_BRIEF:_ List all lines of the data containing the word "JSON".

— START OF RECORDS FOR THIS EXERCISE —

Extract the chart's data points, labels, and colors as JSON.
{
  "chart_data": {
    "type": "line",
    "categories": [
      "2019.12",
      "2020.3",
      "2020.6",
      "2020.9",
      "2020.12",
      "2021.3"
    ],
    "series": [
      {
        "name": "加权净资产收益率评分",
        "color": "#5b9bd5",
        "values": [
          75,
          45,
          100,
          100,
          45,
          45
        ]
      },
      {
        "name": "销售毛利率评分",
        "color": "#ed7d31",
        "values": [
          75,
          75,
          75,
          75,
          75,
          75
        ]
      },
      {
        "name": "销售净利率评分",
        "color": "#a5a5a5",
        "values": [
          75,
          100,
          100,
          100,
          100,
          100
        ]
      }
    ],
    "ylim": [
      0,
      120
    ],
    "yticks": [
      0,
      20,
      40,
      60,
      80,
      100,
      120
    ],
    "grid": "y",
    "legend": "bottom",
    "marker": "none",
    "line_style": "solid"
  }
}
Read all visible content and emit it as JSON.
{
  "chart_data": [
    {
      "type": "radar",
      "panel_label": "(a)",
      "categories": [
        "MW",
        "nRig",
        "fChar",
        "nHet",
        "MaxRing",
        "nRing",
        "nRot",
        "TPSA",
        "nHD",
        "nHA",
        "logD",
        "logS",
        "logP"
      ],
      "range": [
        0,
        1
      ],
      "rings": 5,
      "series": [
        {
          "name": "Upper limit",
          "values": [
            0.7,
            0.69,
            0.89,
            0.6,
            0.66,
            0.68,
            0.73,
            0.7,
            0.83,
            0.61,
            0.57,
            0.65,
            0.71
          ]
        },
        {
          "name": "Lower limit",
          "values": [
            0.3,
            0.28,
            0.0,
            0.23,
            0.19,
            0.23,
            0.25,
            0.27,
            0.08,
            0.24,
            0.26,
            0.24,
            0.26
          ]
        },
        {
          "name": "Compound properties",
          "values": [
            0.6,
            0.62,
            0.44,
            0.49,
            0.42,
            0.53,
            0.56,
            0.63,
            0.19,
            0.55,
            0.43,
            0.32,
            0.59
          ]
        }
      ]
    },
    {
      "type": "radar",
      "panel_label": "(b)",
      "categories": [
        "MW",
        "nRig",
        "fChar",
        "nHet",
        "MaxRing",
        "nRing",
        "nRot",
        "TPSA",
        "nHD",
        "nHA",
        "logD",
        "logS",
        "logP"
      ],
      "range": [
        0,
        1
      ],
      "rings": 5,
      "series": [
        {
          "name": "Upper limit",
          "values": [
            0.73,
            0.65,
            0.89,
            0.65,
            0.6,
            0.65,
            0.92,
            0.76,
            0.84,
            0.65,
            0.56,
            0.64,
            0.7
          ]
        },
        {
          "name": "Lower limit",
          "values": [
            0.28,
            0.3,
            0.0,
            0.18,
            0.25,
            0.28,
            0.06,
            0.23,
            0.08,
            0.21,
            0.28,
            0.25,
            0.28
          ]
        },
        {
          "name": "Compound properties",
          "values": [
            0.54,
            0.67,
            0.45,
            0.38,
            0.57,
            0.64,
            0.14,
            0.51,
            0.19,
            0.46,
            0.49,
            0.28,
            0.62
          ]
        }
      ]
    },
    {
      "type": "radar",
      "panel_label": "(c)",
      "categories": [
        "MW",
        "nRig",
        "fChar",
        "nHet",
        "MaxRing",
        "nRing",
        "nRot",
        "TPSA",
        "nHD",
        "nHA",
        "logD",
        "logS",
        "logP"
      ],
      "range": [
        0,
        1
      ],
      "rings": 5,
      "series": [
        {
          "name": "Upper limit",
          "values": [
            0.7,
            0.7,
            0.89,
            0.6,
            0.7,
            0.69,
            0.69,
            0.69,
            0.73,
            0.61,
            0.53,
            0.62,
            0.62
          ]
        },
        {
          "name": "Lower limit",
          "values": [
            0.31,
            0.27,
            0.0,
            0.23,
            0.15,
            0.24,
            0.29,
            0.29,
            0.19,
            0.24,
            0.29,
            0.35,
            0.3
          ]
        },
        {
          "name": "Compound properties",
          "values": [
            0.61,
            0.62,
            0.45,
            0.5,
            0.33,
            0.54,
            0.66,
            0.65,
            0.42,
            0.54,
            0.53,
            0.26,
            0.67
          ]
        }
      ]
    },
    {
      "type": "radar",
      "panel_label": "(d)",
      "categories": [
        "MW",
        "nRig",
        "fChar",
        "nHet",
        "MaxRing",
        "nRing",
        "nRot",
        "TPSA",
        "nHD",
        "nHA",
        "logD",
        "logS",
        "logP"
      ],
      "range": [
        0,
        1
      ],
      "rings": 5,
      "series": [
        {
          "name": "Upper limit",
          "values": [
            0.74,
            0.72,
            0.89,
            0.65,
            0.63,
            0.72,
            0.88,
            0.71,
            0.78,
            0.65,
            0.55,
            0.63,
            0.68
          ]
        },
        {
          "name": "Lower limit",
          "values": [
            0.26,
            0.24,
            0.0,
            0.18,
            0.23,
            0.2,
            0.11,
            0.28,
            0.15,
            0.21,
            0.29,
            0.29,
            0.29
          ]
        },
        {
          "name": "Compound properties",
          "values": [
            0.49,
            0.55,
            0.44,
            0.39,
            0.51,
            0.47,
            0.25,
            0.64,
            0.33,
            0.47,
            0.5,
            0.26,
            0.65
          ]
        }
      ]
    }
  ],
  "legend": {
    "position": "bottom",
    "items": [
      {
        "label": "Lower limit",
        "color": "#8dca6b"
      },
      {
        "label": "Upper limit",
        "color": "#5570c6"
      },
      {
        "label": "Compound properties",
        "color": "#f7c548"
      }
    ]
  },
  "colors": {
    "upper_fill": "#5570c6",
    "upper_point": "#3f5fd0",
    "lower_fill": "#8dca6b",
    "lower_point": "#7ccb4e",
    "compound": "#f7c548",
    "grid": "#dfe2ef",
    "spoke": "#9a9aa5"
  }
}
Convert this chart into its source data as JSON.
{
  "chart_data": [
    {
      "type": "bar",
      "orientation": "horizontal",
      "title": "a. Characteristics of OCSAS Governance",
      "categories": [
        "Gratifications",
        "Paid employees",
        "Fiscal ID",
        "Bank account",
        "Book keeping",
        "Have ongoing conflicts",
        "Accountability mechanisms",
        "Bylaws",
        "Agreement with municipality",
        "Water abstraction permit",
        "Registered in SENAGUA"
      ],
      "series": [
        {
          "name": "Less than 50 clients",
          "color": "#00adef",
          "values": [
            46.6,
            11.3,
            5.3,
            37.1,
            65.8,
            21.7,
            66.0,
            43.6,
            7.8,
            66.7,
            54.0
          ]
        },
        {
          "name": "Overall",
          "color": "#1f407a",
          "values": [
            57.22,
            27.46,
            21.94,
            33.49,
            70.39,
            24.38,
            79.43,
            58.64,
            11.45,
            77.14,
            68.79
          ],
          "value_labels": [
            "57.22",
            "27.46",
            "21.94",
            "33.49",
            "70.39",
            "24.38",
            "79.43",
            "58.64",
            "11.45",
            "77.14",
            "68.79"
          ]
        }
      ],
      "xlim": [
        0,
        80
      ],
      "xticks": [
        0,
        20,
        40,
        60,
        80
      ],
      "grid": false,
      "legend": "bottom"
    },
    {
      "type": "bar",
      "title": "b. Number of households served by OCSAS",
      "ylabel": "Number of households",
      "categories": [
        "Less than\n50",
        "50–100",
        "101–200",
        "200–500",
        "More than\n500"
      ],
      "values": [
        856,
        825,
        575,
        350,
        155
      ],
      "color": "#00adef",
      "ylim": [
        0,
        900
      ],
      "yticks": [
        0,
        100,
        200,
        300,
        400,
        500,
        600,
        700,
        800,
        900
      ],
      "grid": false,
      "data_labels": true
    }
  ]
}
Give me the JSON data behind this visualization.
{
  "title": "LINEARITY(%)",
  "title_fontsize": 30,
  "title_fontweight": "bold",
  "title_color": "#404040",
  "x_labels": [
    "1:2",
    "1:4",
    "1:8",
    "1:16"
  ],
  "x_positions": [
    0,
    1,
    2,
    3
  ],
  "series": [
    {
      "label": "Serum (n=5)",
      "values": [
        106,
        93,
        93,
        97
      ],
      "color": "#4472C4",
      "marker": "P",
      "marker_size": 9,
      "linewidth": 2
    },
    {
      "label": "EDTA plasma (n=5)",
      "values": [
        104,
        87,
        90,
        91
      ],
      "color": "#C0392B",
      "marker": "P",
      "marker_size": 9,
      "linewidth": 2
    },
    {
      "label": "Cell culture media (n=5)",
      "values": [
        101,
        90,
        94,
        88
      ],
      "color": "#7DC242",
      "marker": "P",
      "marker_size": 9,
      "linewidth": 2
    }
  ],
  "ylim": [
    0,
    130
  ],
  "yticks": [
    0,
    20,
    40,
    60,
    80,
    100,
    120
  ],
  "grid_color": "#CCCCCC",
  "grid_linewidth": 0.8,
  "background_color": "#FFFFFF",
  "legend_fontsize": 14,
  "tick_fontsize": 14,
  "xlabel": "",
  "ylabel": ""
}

— END OF RECORDS FOR THIS EXERCISE —

_SOLUTION TO THIS EXERCISE:_
Extract the chart's data points, labels, and colors as JSON.
Read all visible content and emit it as JSON.
Convert this chart into its source data as JSON.
Give me the JSON data behind this visualization.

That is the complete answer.